Directions for this task: Look through the records below and collect all lines that hold the string "current".
═══ Provided data
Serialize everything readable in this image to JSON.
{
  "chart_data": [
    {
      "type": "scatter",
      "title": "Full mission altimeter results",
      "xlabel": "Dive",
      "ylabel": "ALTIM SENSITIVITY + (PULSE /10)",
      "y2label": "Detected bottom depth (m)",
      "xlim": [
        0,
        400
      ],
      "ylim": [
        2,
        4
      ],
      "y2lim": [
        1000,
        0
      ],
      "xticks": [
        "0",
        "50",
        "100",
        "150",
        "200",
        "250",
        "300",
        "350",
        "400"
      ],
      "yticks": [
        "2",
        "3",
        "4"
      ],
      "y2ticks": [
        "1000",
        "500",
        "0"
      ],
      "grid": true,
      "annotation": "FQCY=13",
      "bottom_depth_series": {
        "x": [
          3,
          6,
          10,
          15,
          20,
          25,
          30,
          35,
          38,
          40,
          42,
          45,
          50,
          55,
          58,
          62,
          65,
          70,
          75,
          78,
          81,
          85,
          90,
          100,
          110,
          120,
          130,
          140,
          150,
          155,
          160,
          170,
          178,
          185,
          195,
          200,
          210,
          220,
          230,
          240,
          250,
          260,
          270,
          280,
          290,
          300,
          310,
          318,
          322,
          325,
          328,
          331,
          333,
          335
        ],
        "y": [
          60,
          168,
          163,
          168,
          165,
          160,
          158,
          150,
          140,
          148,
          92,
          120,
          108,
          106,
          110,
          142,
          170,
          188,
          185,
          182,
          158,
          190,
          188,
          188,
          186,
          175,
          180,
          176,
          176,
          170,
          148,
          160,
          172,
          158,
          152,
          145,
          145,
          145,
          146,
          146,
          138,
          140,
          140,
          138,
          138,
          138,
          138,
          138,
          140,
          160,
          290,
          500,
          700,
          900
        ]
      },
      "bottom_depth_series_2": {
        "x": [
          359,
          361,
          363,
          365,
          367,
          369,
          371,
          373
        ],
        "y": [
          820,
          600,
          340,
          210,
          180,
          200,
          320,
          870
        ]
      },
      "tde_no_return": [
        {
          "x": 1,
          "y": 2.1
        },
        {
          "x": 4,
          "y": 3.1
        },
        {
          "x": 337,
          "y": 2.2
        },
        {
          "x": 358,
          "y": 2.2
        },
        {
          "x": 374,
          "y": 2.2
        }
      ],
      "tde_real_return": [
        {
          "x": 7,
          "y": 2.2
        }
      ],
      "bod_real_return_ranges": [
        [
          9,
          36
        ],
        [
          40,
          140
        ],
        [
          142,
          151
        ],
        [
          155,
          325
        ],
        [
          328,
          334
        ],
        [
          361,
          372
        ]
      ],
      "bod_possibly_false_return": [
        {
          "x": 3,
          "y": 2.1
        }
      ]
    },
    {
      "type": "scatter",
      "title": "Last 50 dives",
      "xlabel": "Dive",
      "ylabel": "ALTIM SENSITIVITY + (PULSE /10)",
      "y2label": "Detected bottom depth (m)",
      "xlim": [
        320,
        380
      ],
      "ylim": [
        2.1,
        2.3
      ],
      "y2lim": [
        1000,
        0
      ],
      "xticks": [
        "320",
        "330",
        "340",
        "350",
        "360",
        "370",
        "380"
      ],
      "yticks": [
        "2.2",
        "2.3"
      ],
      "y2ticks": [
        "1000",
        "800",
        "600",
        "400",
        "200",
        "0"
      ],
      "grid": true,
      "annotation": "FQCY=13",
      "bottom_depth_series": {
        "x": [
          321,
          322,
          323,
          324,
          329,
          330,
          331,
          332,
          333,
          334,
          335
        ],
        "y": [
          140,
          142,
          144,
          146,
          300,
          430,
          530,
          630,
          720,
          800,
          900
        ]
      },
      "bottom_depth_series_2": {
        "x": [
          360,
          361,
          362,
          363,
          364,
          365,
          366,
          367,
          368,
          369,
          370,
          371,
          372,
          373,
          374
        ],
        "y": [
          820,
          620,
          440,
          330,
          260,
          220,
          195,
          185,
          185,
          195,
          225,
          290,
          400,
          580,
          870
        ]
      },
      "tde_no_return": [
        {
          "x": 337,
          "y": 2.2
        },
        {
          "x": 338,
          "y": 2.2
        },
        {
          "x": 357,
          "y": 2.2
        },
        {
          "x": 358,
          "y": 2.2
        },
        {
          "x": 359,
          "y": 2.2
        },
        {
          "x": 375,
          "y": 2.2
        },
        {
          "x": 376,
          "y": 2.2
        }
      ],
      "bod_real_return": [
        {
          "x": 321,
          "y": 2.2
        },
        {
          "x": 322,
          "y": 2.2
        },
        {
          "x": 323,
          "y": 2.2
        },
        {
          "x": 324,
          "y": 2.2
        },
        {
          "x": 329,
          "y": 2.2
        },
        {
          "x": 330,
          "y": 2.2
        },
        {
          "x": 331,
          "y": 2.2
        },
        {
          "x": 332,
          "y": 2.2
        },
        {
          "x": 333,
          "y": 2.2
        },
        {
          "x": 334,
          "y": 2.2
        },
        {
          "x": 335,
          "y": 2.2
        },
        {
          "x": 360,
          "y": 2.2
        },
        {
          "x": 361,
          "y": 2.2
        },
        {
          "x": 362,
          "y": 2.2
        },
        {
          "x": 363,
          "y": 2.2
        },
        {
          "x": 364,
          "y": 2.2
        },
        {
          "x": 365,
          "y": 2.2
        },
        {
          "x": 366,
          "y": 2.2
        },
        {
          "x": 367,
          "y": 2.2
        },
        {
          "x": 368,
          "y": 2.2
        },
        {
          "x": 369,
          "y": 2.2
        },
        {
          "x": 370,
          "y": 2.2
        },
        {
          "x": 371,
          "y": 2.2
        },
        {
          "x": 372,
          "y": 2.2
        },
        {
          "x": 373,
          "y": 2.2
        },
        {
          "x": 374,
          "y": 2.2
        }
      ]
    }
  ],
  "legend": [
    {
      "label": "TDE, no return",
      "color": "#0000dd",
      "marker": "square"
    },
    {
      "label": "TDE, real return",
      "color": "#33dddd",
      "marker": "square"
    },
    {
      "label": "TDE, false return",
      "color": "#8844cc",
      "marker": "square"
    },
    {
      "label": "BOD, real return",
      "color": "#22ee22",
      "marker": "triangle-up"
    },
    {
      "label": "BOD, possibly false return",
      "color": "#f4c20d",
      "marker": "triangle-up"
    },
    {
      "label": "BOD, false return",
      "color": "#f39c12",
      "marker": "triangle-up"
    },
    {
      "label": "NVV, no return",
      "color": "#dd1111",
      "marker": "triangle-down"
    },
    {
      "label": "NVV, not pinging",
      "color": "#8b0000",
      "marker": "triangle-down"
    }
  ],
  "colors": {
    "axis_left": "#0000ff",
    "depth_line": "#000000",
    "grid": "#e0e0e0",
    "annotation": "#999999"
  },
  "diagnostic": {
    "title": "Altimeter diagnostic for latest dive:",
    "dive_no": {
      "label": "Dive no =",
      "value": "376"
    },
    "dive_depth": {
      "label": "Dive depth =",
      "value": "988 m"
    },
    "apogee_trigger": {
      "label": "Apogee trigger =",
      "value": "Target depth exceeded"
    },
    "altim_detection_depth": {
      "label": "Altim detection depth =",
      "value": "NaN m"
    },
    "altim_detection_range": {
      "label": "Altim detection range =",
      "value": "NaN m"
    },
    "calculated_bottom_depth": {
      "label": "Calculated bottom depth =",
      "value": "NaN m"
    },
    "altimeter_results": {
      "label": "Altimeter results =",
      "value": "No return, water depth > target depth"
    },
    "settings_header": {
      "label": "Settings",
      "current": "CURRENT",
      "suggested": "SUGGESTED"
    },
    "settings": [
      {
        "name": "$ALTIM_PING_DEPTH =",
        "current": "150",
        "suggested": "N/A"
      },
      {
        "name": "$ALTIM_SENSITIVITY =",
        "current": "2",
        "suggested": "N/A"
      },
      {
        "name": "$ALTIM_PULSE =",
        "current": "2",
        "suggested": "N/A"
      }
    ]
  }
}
══════
Exercise response:
      "current": "CURRENT",
        "current": "150",
        "current": "2",
        "current": "2",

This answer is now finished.